▸ **Your task**: Look through the lines below and extract each one that contains "label".

(Extracted records)
⁂

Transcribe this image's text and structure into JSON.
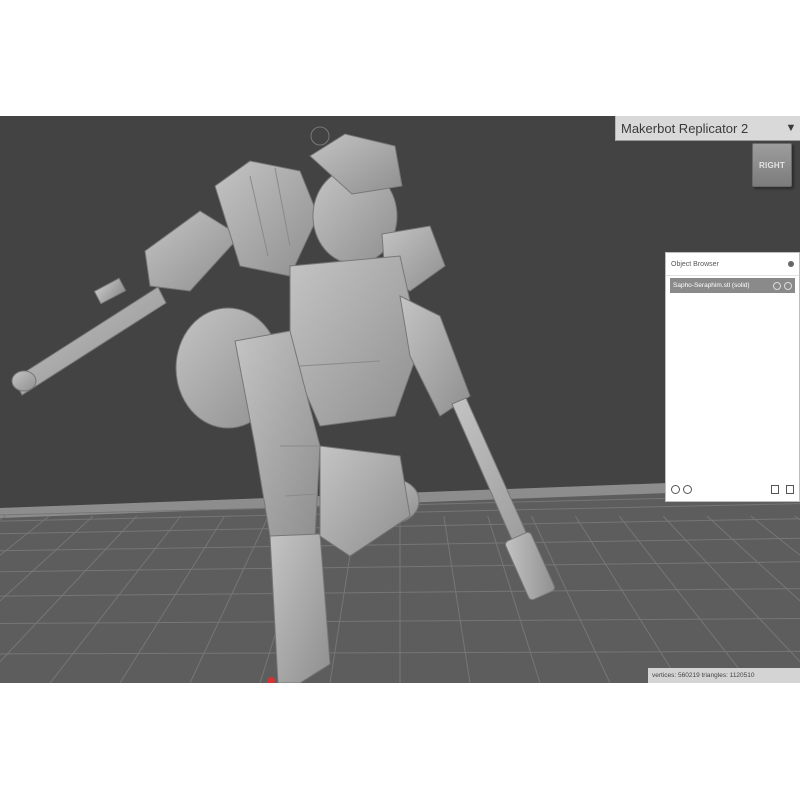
{
  "printer": {
    "name": "Makerbot Replicator 2",
    "arrow_icon": "triangle-down-icon"
  },
  "view_cube": {
    "label": "RIGHT"
  },
  "object_browser": {
    "title": "Object Browser",
    "items": [
      {
        "label": "Sapho-Seraphim.stl (solid)",
        "selected": true
      }
    ]
  },
  "stats": {
    "text": "vertices: 560219 triangles: 1120510"
  },
  "colors": {
    "viewport_bg": "#434343",
    "floor": "#5d5d5d",
    "grid": "#7a7a7a",
    "model": "#a9a9a9",
    "selected_item": "#8a8a8a",
    "origin_marker": "#d93030"
  }
}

⁂

▸ **The response**:
    "label": "RIGHT"
        "label": "Sapho-Seraphim.stl (solid)",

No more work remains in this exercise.